● **Task**
Copy all of the records below word for word, omitting the pictures from your answer.

Collected data
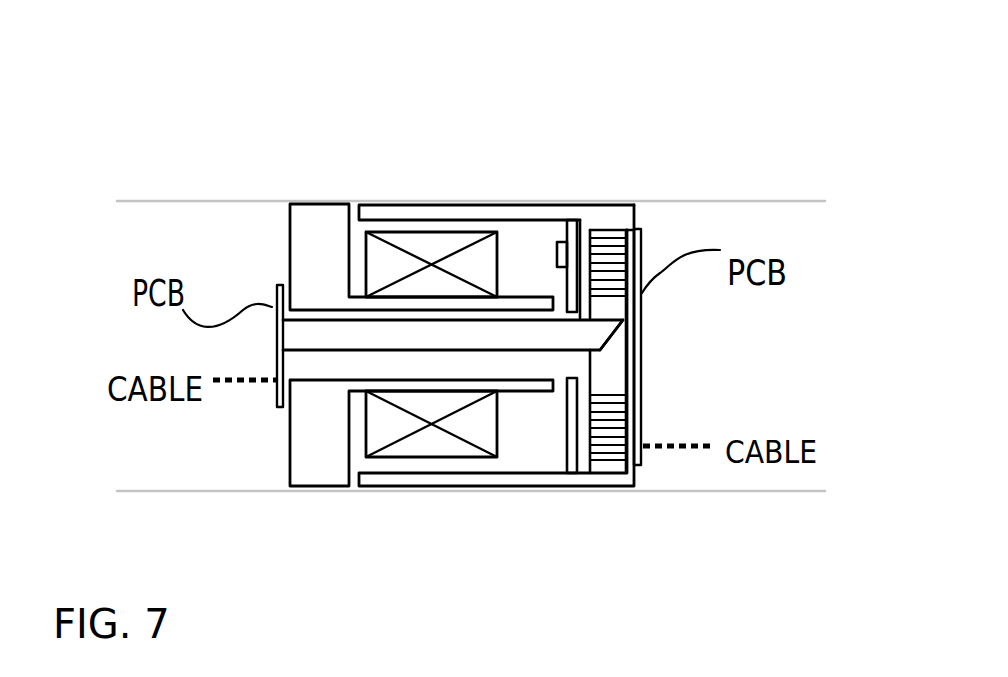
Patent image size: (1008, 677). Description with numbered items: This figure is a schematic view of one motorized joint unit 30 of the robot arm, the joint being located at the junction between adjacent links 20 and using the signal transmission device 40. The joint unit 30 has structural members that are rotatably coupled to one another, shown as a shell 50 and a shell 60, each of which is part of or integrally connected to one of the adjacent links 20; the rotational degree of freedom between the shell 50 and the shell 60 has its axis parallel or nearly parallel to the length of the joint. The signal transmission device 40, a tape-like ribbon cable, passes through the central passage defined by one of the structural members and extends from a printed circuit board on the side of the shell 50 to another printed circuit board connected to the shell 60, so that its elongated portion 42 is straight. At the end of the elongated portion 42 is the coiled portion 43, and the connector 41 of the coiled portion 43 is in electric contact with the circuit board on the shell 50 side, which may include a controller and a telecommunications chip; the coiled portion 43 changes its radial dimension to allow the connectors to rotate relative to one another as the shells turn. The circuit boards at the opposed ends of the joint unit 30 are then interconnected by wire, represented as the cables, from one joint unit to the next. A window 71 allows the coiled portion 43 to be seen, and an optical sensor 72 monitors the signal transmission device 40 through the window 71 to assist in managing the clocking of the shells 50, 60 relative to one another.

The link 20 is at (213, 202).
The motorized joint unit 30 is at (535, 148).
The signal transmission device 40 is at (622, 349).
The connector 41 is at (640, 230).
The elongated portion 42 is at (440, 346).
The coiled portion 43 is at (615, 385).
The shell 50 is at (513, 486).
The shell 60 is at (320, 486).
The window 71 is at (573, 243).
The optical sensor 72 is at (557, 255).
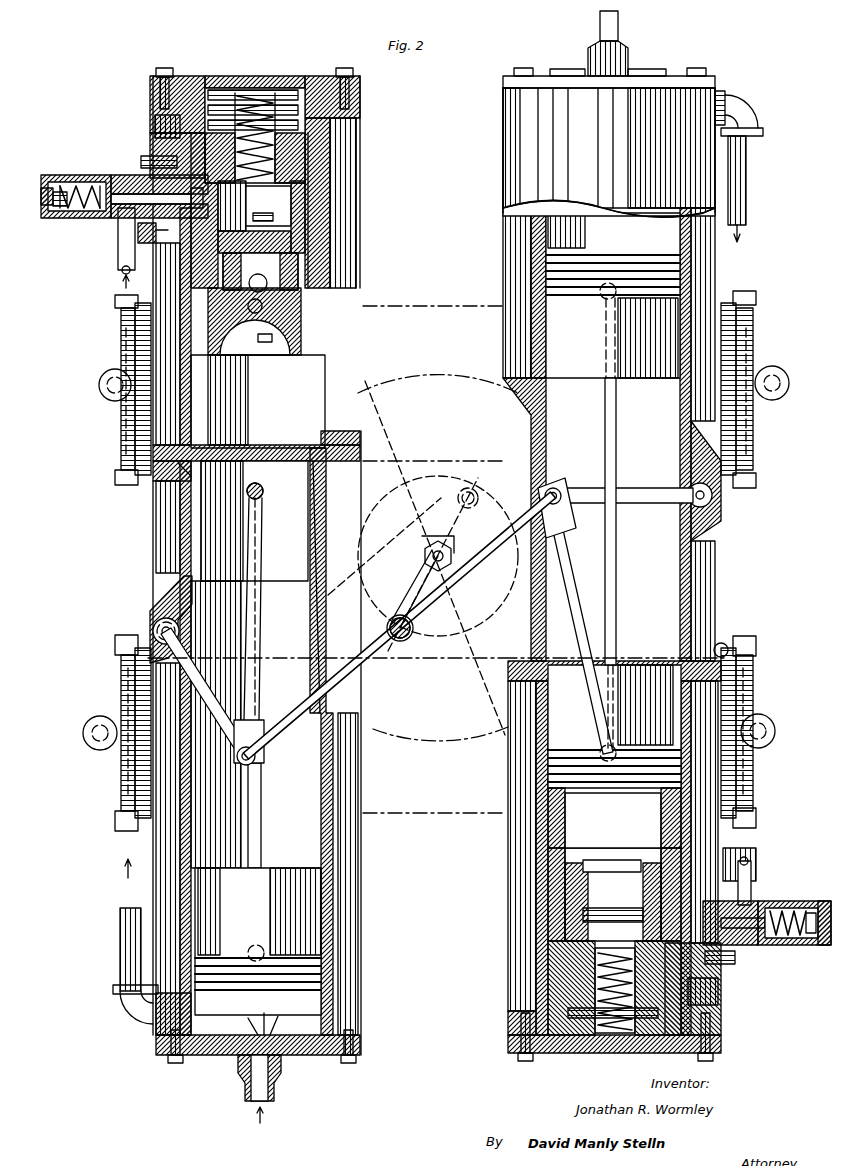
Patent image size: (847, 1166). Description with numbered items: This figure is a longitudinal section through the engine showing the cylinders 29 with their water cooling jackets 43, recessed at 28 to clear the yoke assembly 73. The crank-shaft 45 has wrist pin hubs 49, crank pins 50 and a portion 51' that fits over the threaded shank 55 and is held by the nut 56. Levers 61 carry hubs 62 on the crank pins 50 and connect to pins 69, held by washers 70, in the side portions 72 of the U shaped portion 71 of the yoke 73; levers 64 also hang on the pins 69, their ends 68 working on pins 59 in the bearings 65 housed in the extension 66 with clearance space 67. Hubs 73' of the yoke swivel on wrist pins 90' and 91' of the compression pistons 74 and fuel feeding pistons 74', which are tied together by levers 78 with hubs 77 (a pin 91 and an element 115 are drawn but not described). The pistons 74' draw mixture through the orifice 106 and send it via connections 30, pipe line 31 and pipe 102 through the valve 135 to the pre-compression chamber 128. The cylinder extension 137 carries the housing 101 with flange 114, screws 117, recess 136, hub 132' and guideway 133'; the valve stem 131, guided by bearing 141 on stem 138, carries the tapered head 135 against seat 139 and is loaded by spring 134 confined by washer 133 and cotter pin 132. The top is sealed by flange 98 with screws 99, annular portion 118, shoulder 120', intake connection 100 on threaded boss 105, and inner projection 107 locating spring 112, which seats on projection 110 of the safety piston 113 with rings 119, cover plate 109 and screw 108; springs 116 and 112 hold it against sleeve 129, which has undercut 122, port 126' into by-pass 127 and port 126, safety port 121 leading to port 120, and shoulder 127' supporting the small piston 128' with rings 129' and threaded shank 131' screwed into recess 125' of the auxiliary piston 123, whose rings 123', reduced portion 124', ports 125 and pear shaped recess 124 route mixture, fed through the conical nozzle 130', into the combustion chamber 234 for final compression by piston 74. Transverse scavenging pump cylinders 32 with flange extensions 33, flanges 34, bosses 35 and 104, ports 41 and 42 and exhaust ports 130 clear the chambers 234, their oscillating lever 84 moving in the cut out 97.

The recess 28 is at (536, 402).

● **Problem solution**
Patent image size: (1008, 677). Description with numbered items: This figure is a schematic view of one motorized joint unit 30 of the robot arm, the joint being located at the junction between adjacent links 20 and using the signal transmission device 40. The joint unit 30 has structural members that are rotatably coupled to one another, shown as a shell 50 and a shell 60, each of which is part of or integrally connected to one of the adjacent links 20; the rotational degree of freedom between the shell 50 and the shell 60 has its axis parallel or nearly parallel to the length of the joint. The signal transmission device 40, a tape-like ribbon cable, passes through the central passage defined by one of the structural members and extends from a printed circuit board on the side of the shell 50 to another printed circuit board connected to the shell 60, so that its elongated portion 42 is straight. At the end of the elongated portion 42 is the coiled portion 43, and the connector 41 of the coiled portion 43 is in electric contact with the circuit board on the shell 50 side, which may include a controller and a telecommunications chip; the coiled portion 43 changes its radial dimension to allow the connectors to rotate relative to one another as the shells turn. The circuit boards at the opposed ends of the joint unit 30 are then interconnected by wire, represented as the cables, from one joint unit to the next. A window 71 allows the coiled portion 43 to be seen, and an optical sensor 72 monitors the signal transmission device 40 through the window 71 to assist in managing the clocking of the shells 50, 60 relative to one another.

The link 20 is at (213, 202).
The motorized joint unit 30 is at (535, 148).
The signal transmission device 40 is at (622, 349).
The connector 41 is at (640, 230).
The elongated portion 42 is at (440, 346).
The coiled portion 43 is at (615, 385).
The shell 50 is at (513, 486).
The shell 60 is at (320, 486).
The window 71 is at (573, 243).
The optical sensor 72 is at (557, 255).
Patent image size: (847, 1166). Description with numbered items: This figure is a longitudinal section through the engine showing the cylinders 29 with their water cooling jackets 43, recessed at 28 to clear the yoke assembly 73. The crank-shaft 45 has wrist pin hubs 49, crank pins 50 and a portion 51' that fits over the threaded shank 55 and is held by the nut 56. Levers 61 carry hubs 62 on the crank pins 50 and connect to pins 69, held by washers 70, in the side portions 72 of the U shaped portion 71 of the yoke 73; levers 64 also hang on the pins 69, their ends 68 working on pins 59 in the bearings 65 housed in the extension 66 with clearance space 67. Hubs 73' of the yoke swivel on wrist pins 90' and 91' of the compression pistons 74 and fuel feeding pistons 74', which are tied together by levers 78 with hubs 77 (a pin 91 and an element 115 are drawn but not described). The pistons 74' draw mixture through the orifice 106 and send it via connections 30, pipe line 31 and pipe 102 through the valve 135 to the pre-compression chamber 128. The cylinder extension 137 carries the housing 101 with flange 114, screws 117, recess 136, hub 132' and guideway 133'; the valve stem 131, guided by bearing 141 on stem 138, carries the tapered head 135 against seat 139 and is loaded by spring 134 confined by washer 133 and cotter pin 132. The top is sealed by flange 98 with screws 99, annular portion 118, shoulder 120', intake connection 100 on threaded boss 105, and inner projection 107 locating spring 112, which seats on projection 110 of the safety piston 113 with rings 119, cover plate 109 and screw 108; springs 116 and 112 hold it against sleeve 129, which has undercut 122, port 126' into by-pass 127 and port 126, safety port 121 leading to port 120, and shoulder 127' supporting the small piston 128' with rings 129' and threaded shank 131' screwed into recess 125' of the auxiliary piston 123, whose rings 123', reduced portion 124', ports 125 and pear shaped recess 124 route mixture, fed through the conical nozzle 130', into the combustion chamber 234 for final compression by piston 74. Transverse scavenging pump cylinders 32 with flange extensions 33, flanges 34, bosses 35 and 104, ports 41 and 42 and exhaust ports 130 clear the chambers 234, their oscillating lever 84 moving in the cut out 97.

The recess 28 is at (536, 402).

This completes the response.